» WHAT YOU NEED TO DO
Copy out every line that contains "речи".

» EXCERPTED RECORDS
▼▼▼

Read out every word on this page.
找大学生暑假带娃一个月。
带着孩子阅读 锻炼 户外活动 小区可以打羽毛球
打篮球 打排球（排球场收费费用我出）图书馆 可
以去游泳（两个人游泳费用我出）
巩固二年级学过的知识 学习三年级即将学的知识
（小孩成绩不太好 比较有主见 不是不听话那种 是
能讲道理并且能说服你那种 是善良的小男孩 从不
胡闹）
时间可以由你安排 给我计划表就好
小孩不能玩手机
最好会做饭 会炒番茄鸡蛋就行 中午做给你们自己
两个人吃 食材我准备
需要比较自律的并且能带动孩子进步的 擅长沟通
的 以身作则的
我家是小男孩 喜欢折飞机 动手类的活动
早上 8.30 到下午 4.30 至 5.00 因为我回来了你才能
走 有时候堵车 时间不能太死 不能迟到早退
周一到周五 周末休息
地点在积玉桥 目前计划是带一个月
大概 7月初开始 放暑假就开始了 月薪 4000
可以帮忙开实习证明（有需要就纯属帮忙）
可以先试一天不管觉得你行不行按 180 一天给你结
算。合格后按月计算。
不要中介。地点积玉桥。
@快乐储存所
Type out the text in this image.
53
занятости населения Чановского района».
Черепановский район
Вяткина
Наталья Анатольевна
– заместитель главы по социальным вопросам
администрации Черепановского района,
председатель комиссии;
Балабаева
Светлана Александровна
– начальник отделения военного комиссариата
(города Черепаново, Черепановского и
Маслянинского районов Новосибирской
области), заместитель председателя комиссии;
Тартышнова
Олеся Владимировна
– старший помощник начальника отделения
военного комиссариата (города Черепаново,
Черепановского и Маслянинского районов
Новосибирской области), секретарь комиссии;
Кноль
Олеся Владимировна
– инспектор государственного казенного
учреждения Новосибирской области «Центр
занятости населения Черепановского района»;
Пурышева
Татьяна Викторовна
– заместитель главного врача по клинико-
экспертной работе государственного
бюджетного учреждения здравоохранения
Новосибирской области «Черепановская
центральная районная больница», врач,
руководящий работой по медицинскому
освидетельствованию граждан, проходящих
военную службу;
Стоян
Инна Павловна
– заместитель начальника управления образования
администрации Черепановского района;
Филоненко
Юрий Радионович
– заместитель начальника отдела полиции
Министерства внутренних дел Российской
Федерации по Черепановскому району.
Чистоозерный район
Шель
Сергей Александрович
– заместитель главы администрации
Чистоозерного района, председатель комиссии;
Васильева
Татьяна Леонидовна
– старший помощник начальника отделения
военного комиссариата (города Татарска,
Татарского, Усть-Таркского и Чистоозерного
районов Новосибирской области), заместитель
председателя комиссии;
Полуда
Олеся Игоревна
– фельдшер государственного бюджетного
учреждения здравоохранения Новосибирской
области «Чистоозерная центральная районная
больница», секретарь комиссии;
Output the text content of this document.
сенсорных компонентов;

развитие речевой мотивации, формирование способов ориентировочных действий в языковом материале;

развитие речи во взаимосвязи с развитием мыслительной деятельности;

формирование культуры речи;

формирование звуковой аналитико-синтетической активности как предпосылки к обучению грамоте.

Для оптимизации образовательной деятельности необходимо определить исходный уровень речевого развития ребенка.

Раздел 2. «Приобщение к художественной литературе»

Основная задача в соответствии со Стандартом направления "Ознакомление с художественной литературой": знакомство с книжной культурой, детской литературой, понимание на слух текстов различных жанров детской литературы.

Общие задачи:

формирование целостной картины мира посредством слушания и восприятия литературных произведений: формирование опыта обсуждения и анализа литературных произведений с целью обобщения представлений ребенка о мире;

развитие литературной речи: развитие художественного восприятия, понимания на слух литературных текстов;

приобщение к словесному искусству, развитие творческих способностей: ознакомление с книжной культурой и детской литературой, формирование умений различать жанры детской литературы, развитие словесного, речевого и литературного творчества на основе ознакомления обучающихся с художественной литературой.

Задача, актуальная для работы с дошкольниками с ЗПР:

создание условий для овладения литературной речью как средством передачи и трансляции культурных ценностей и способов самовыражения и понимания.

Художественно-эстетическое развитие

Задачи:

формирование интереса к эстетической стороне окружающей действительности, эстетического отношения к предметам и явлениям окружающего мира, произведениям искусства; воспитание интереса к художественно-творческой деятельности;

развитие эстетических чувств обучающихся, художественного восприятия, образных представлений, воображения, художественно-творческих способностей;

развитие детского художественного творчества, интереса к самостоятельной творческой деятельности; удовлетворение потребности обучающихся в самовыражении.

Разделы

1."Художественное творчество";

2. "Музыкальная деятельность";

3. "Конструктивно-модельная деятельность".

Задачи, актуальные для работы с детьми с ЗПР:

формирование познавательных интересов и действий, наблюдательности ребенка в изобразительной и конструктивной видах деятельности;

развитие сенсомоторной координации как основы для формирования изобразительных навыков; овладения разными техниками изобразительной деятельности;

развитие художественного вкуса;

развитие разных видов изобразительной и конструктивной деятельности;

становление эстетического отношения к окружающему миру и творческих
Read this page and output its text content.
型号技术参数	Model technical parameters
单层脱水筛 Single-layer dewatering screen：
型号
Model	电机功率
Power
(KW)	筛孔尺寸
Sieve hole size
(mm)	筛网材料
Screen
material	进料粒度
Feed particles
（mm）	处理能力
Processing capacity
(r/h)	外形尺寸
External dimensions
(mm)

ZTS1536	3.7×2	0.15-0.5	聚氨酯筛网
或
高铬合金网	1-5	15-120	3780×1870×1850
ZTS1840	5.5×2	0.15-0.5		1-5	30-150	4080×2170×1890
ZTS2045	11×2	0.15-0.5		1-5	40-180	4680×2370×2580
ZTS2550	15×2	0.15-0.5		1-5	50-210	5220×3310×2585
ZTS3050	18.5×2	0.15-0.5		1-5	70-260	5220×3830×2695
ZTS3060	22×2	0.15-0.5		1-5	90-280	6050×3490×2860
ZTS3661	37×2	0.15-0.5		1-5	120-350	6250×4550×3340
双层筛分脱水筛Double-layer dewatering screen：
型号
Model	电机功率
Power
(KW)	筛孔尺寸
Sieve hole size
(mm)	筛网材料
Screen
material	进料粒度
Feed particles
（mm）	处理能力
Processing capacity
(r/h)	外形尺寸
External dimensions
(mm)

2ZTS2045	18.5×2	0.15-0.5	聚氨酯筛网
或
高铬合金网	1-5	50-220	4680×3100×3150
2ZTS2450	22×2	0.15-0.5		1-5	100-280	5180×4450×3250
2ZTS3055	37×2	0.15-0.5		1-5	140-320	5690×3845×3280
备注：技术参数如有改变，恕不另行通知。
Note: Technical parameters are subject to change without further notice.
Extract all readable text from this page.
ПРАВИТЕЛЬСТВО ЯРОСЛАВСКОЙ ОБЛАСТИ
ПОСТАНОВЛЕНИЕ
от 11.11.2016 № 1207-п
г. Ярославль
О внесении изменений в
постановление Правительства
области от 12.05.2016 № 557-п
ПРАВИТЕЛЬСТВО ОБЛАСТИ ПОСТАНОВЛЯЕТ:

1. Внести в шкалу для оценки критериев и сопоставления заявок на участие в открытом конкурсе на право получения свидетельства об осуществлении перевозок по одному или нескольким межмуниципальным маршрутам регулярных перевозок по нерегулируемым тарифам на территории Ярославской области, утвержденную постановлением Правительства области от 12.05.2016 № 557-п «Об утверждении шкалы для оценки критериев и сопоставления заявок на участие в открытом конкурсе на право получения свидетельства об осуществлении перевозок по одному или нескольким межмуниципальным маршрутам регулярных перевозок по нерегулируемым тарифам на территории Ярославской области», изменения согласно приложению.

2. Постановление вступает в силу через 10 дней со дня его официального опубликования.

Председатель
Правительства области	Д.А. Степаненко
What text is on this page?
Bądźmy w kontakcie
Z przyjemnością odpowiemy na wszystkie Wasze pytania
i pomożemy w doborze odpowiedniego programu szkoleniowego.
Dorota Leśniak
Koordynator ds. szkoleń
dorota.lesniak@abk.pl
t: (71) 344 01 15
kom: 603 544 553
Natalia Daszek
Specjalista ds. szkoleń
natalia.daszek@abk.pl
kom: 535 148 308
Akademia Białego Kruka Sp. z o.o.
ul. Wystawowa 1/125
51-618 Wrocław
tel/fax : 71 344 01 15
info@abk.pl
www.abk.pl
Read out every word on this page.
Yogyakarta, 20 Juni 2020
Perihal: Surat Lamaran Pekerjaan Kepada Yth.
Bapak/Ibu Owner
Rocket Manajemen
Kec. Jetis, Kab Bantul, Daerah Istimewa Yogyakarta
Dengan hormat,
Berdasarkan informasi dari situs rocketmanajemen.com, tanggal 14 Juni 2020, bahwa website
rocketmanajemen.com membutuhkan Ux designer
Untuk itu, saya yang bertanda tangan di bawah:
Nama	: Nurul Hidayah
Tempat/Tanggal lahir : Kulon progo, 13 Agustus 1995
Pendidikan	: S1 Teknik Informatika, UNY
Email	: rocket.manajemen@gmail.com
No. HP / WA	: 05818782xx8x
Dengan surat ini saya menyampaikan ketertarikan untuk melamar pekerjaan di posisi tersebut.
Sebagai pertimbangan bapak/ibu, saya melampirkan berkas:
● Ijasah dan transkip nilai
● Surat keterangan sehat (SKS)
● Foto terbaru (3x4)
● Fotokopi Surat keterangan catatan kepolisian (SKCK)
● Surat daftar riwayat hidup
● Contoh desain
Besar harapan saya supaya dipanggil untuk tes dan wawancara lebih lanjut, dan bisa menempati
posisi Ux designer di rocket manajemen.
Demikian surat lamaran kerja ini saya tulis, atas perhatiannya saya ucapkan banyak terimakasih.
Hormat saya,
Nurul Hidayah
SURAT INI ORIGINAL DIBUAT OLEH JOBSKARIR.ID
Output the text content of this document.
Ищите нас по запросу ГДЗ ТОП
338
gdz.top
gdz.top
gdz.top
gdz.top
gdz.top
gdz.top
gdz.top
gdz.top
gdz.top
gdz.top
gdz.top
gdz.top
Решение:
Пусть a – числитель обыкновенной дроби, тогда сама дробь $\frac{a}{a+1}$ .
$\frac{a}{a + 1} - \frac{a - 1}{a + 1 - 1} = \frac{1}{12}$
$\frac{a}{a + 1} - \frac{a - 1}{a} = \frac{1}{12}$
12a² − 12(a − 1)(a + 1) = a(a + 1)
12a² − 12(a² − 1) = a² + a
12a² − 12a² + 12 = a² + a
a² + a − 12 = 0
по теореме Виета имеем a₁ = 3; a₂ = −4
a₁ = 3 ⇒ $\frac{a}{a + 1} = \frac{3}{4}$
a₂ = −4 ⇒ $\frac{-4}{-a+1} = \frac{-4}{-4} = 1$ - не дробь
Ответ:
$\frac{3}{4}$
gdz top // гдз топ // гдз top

▲▲▲

» OUTPUT
развитие речи во взаимосвязи с развитием мыслительной деятельности;
формирование культуры речи;
развитие литературной речи: развитие художественного восприятия, понимания на слух литературных текстов;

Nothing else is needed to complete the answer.